- What you are asked to do: Restate each line word for word. Leave out every picture.

Dataset items

----

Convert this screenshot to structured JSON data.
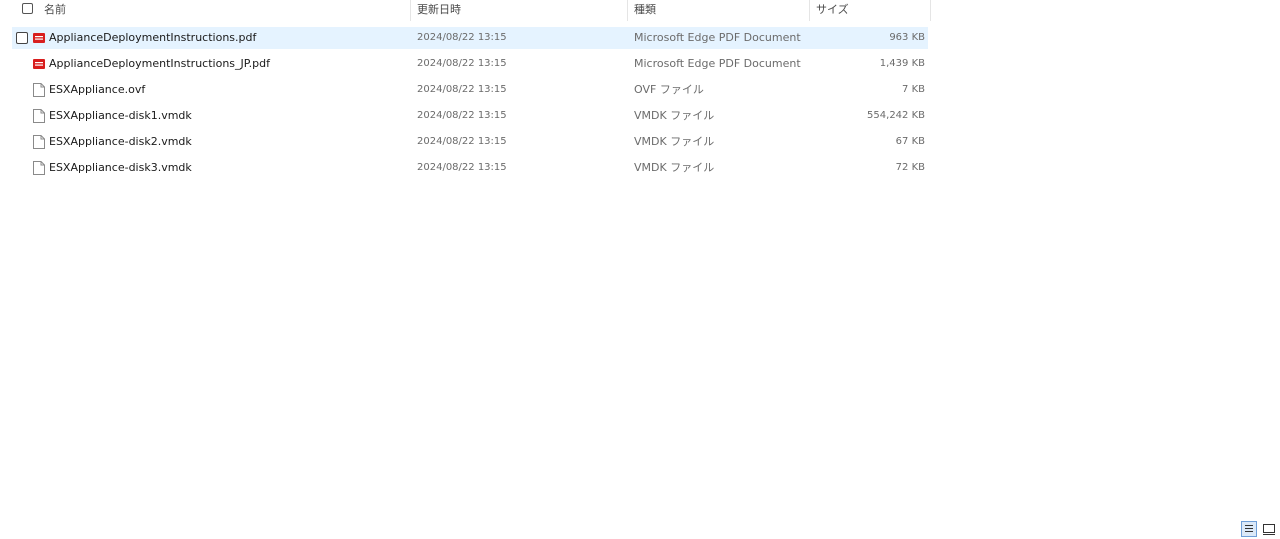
{
  "columns": {
    "name": "名前",
    "modified": "更新日時",
    "type": "種類",
    "size": "サイズ"
  },
  "files": [
    {
      "name": "ApplianceDeploymentInstructions.pdf",
      "modified": "2024/08/22 13:15",
      "type": "Microsoft Edge PDF Document",
      "size": "963 KB",
      "icon": "pdf-icon",
      "selected": true
    },
    {
      "name": "ApplianceDeploymentInstructions_JP.pdf",
      "modified": "2024/08/22 13:15",
      "type": "Microsoft Edge PDF Document",
      "size": "1,439 KB",
      "icon": "pdf-icon",
      "selected": false
    },
    {
      "name": "ESXAppliance.ovf",
      "modified": "2024/08/22 13:15",
      "type": "OVF ファイル",
      "size": "7 KB",
      "icon": "file-icon",
      "selected": false
    },
    {
      "name": "ESXAppliance-disk1.vmdk",
      "modified": "2024/08/22 13:15",
      "type": "VMDK ファイル",
      "size": "554,242 KB",
      "icon": "file-icon",
      "selected": false
    },
    {
      "name": "ESXAppliance-disk2.vmdk",
      "modified": "2024/08/22 13:15",
      "type": "VMDK ファイル",
      "size": "67 KB",
      "icon": "file-icon",
      "selected": false
    },
    {
      "name": "ESXAppliance-disk3.vmdk",
      "modified": "2024/08/22 13:15",
      "type": "VMDK ファイル",
      "size": "72 KB",
      "icon": "file-icon",
      "selected": false
    }
  ],
  "colors": {
    "selection": "#e5f3ff",
    "pdf_red": "#d81e1e",
    "secondary_text": "#6b6b6b"
  },
  "view_modes": {
    "details": "details-view-icon",
    "tiles": "tiles-view-icon",
    "active": "details"
  }
}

----

- Output for this task:
Convert this screenshot to structured JSON data.
{
  "columns": {
    "name": "名前",
    "modified": "更新日時",
    "type": "種類",
    "size": "サイズ"
  },
  "files": [
    {
      "name": "ApplianceDeploymentInstructions.pdf",
      "modified": "2024/08/22 13:15",
      "type": "Microsoft Edge PDF Document",
      "size": "963 KB",
      "icon": "pdf-icon",
      "selected": true
    },
    {
      "name": "ApplianceDeploymentInstructions_JP.pdf",
      "modified": "2024/08/22 13:15",
      "type": "Microsoft Edge PDF Document",
      "size": "1,439 KB",
      "icon": "pdf-icon",
      "selected": false
    },
    {
      "name": "ESXAppliance.ovf",
      "modified": "2024/08/22 13:15",
      "type": "OVF ファイル",
      "size": "7 KB",
      "icon": "file-icon",
      "selected": false
    },
    {
      "name": "ESXAppliance-disk1.vmdk",
      "modified": "2024/08/22 13:15",
      "type": "VMDK ファイル",
      "size": "554,242 KB",
      "icon": "file-icon",
      "selected": false
    },
    {
      "name": "ESXAppliance-disk2.vmdk",
      "modified": "2024/08/22 13:15",
      "type": "VMDK ファイル",
      "size": "67 KB",
      "icon": "file-icon",
      "selected": false
    },
    {
      "name": "ESXAppliance-disk3.vmdk",
      "modified": "2024/08/22 13:15",
      "type": "VMDK ファイル",
      "size": "72 KB",
      "icon": "file-icon",
      "selected": false
    }
  ],
  "colors": {
    "selection": "#e5f3ff",
    "pdf_red": "#d81e1e",
    "secondary_text": "#6b6b6b"
  },
  "view_modes": {
    "details": "details-view-icon",
    "tiles": "tiles-view-icon",
    "active": "details"
  }
}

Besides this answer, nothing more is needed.